| Set exercise |
State how many lines of the records contain the string "Three". Give the number alone.

Data records

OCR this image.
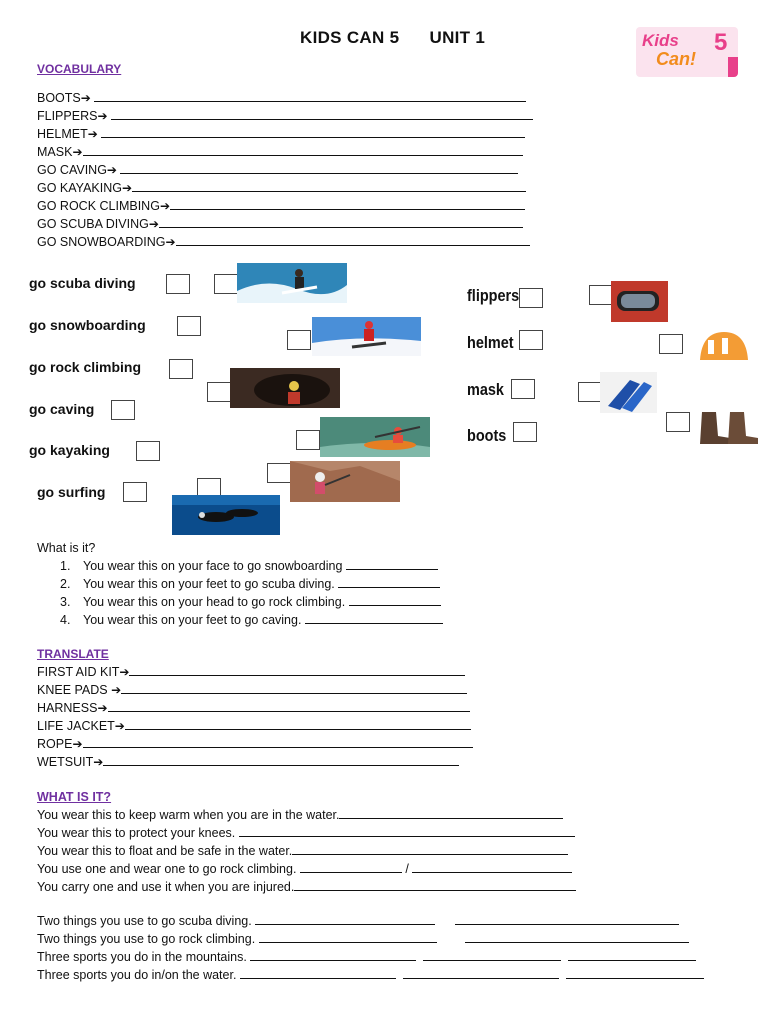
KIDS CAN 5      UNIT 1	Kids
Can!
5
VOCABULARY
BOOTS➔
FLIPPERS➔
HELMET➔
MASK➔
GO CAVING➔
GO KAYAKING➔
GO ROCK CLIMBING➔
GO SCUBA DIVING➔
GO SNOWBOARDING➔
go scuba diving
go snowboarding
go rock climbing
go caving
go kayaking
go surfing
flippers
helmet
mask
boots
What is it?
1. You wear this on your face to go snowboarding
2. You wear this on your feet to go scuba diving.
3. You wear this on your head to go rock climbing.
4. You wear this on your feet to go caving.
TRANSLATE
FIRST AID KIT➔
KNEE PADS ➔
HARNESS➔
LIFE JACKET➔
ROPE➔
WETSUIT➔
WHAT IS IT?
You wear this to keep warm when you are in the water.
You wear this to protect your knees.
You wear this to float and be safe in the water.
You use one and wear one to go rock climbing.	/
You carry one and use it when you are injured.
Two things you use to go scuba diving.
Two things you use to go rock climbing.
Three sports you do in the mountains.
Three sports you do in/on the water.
--
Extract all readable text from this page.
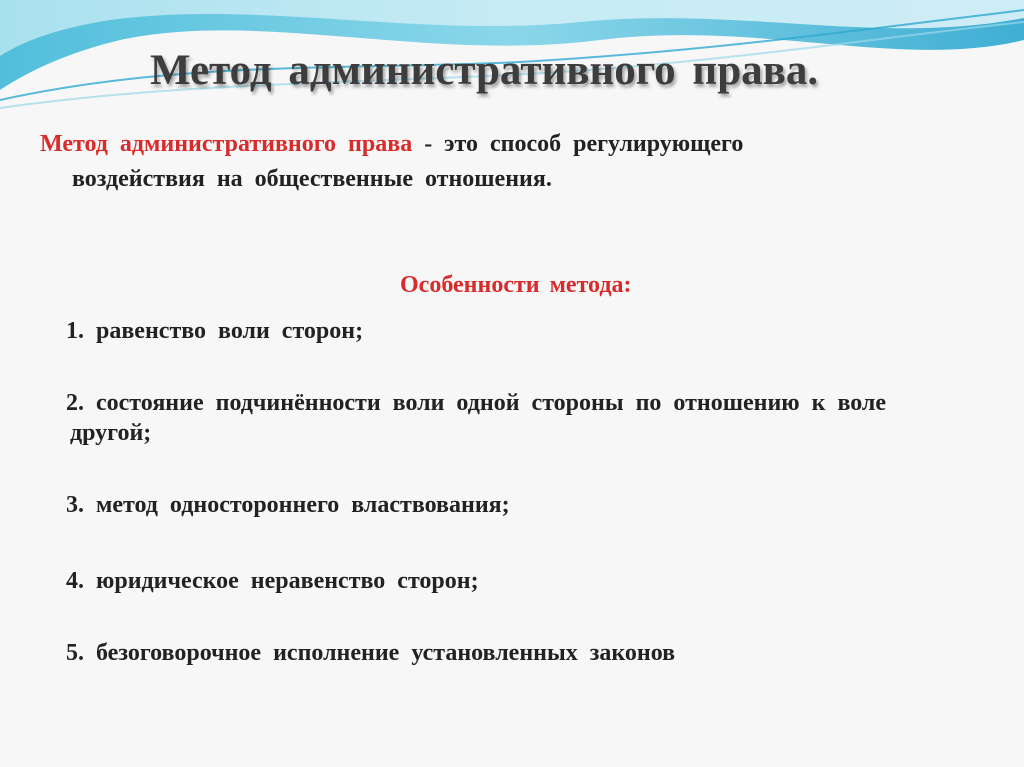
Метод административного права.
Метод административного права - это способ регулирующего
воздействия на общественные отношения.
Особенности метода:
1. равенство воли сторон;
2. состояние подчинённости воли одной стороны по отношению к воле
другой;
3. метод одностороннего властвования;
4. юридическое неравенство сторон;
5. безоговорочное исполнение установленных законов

| Expected answer |
2